◆ TASK GOAL ◆
Output all lines exactly, with nothing added or dropped.

◆ MATERIAL ◆
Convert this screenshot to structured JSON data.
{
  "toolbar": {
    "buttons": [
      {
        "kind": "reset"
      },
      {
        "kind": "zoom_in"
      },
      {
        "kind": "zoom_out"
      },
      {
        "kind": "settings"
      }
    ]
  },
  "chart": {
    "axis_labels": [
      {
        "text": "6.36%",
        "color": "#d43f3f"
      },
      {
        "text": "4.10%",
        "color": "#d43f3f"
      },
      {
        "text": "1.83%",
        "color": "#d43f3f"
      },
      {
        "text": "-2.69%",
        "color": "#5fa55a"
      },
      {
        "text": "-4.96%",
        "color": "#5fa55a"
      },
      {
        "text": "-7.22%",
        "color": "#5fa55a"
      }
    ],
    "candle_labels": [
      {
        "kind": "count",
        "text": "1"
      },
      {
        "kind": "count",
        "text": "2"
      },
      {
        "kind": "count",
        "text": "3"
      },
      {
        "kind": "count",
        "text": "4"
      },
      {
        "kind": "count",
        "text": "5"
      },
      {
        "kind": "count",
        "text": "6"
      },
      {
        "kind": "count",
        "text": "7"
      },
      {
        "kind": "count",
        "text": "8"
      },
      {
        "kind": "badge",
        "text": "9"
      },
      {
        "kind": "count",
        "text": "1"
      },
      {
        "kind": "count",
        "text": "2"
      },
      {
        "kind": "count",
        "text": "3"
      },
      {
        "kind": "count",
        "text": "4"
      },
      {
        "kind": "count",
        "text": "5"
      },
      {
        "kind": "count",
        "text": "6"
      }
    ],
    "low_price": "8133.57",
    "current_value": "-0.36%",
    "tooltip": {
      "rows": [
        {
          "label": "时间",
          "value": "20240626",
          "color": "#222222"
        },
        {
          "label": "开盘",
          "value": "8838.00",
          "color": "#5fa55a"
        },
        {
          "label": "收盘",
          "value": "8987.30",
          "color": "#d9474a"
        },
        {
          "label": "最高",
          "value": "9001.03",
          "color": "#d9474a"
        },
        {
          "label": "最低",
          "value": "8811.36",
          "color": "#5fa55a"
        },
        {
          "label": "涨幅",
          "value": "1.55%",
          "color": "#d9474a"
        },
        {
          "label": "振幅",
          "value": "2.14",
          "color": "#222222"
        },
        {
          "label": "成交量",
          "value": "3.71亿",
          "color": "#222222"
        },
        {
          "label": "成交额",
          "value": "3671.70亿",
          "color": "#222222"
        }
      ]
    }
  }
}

◆ ANSWER TO THE TASK ◆
Convert this screenshot to structured JSON data.
{
  "toolbar": {
    "buttons": [
      {
        "kind": "reset"
      },
      {
        "kind": "zoom_in"
      },
      {
        "kind": "zoom_out"
      },
      {
        "kind": "settings"
      }
    ]
  },
  "chart": {
    "axis_labels": [
      {
        "text": "6.36%",
        "color": "#d43f3f"
      },
      {
        "text": "4.10%",
        "color": "#d43f3f"
      },
      {
        "text": "1.83%",
        "color": "#d43f3f"
      },
      {
        "text": "-2.69%",
        "color": "#5fa55a"
      },
      {
        "text": "-4.96%",
        "color": "#5fa55a"
      },
      {
        "text": "-7.22%",
        "color": "#5fa55a"
      }
    ],
    "candle_labels": [
      {
        "kind": "count",
        "text": "1"
      },
      {
        "kind": "count",
        "text": "2"
      },
      {
        "kind": "count",
        "text": "3"
      },
      {
        "kind": "count",
        "text": "4"
      },
      {
        "kind": "count",
        "text": "5"
      },
      {
        "kind": "count",
        "text": "6"
      },
      {
        "kind": "count",
        "text": "7"
      },
      {
        "kind": "count",
        "text": "8"
      },
      {
        "kind": "badge",
        "text": "9"
      },
      {
        "kind": "count",
        "text": "1"
      },
      {
        "kind": "count",
        "text": "2"
      },
      {
        "kind": "count",
        "text": "3"
      },
      {
        "kind": "count",
        "text": "4"
      },
      {
        "kind": "count",
        "text": "5"
      },
      {
        "kind": "count",
        "text": "6"
      }
    ],
    "low_price": "8133.57",
    "current_value": "-0.36%",
    "tooltip": {
      "rows": [
        {
          "label": "时间",
          "value": "20240626",
          "color": "#222222"
        },
        {
          "label": "开盘",
          "value": "8838.00",
          "color": "#5fa55a"
        },
        {
          "label": "收盘",
          "value": "8987.30",
          "color": "#d9474a"
        },
        {
          "label": "最高",
          "value": "9001.03",
          "color": "#d9474a"
        },
        {
          "label": "最低",
          "value": "8811.36",
          "color": "#5fa55a"
        },
        {
          "label": "涨幅",
          "value": "1.55%",
          "color": "#d9474a"
        },
        {
          "label": "振幅",
          "value": "2.14",
          "color": "#222222"
        },
        {
          "label": "成交量",
          "value": "3.71亿",
          "color": "#222222"
        },
        {
          "label": "成交额",
          "value": "3671.70亿",
          "color": "#222222"
        }
      ]
    }
  }
}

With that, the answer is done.